──────── GIVEN ENTRIES
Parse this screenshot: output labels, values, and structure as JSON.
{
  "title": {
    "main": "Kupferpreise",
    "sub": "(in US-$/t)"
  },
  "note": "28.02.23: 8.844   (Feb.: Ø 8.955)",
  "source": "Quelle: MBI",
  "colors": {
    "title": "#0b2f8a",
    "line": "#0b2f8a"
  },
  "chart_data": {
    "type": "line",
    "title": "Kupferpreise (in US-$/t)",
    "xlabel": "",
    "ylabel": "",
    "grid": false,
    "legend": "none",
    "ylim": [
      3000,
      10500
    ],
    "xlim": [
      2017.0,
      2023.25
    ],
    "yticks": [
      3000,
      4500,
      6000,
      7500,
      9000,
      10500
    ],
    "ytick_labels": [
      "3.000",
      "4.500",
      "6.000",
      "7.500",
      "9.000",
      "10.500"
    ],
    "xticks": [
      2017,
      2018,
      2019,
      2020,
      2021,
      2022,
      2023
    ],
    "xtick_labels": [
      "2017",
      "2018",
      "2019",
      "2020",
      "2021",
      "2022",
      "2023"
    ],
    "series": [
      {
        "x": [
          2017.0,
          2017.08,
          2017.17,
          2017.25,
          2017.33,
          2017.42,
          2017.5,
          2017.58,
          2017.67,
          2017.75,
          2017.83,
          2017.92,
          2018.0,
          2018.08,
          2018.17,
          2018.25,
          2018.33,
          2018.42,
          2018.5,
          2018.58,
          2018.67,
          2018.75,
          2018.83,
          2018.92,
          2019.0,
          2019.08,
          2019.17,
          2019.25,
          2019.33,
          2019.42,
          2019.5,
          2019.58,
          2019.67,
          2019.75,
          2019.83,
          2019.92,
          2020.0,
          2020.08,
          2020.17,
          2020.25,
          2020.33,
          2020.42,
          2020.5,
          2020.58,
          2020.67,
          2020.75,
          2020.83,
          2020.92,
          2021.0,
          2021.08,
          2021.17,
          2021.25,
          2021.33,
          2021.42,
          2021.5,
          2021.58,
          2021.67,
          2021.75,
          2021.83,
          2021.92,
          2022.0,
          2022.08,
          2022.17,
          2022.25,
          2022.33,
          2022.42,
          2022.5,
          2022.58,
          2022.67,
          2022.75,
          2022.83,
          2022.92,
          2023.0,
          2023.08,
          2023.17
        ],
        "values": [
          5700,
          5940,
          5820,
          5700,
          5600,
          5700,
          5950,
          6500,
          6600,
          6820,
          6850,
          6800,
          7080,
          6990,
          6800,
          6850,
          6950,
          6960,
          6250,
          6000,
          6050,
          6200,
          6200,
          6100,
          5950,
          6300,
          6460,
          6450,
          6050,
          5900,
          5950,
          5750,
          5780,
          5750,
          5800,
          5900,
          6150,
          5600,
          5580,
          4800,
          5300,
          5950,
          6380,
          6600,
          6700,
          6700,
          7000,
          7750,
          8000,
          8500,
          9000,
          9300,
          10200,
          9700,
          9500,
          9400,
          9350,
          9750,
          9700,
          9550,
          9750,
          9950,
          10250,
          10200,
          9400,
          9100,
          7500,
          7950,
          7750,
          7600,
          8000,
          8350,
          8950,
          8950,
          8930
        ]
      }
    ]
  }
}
────────────────
— TASK DIRECTIONS —
Repeat the material in full, exactly as it stands.

— REPLY —
Parse this screenshot: output labels, values, and structure as JSON.
{
  "title": {
    "main": "Kupferpreise",
    "sub": "(in US-$/t)"
  },
  "note": "28.02.23: 8.844   (Feb.: Ø 8.955)",
  "source": "Quelle: MBI",
  "colors": {
    "title": "#0b2f8a",
    "line": "#0b2f8a"
  },
  "chart_data": {
    "type": "line",
    "title": "Kupferpreise (in US-$/t)",
    "xlabel": "",
    "ylabel": "",
    "grid": false,
    "legend": "none",
    "ylim": [
      3000,
      10500
    ],
    "xlim": [
      2017.0,
      2023.25
    ],
    "yticks": [
      3000,
      4500,
      6000,
      7500,
      9000,
      10500
    ],
    "ytick_labels": [
      "3.000",
      "4.500",
      "6.000",
      "7.500",
      "9.000",
      "10.500"
    ],
    "xticks": [
      2017,
      2018,
      2019,
      2020,
      2021,
      2022,
      2023
    ],
    "xtick_labels": [
      "2017",
      "2018",
      "2019",
      "2020",
      "2021",
      "2022",
      "2023"
    ],
    "series": [
      {
        "x": [
          2017.0,
          2017.08,
          2017.17,
          2017.25,
          2017.33,
          2017.42,
          2017.5,
          2017.58,
          2017.67,
          2017.75,
          2017.83,
          2017.92,
          2018.0,
          2018.08,
          2018.17,
          2018.25,
          2018.33,
          2018.42,
          2018.5,
          2018.58,
          2018.67,
          2018.75,
          2018.83,
          2018.92,
          2019.0,
          2019.08,
          2019.17,
          2019.25,
          2019.33,
          2019.42,
          2019.5,
          2019.58,
          2019.67,
          2019.75,
          2019.83,
          2019.92,
          2020.0,
          2020.08,
          2020.17,
          2020.25,
          2020.33,
          2020.42,
          2020.5,
          2020.58,
          2020.67,
          2020.75,
          2020.83,
          2020.92,
          2021.0,
          2021.08,
          2021.17,
          2021.25,
          2021.33,
          2021.42,
          2021.5,
          2021.58,
          2021.67,
          2021.75,
          2021.83,
          2021.92,
          2022.0,
          2022.08,
          2022.17,
          2022.25,
          2022.33,
          2022.42,
          2022.5,
          2022.58,
          2022.67,
          2022.75,
          2022.83,
          2022.92,
          2023.0,
          2023.08,
          2023.17
        ],
        "values": [
          5700,
          5940,
          5820,
          5700,
          5600,
          5700,
          5950,
          6500,
          6600,
          6820,
          6850,
          6800,
          7080,
          6990,
          6800,
          6850,
          6950,
          6960,
          6250,
          6000,
          6050,
          6200,
          6200,
          6100,
          5950,
          6300,
          6460,
          6450,
          6050,
          5900,
          5950,
          5750,
          5780,
          5750,
          5800,
          5900,
          6150,
          5600,
          5580,
          4800,
          5300,
          5950,
          6380,
          6600,
          6700,
          6700,
          7000,
          7750,
          8000,
          8500,
          9000,
          9300,
          10200,
          9700,
          9500,
          9400,
          9350,
          9750,
          9700,
          9550,
          9750,
          9950,
          10250,
          10200,
          9400,
          9100,
          7500,
          7950,
          7750,
          7600,
          8000,
          8350,
          8950,
          8950,
          8930
        ]
      }
    ]
  }
}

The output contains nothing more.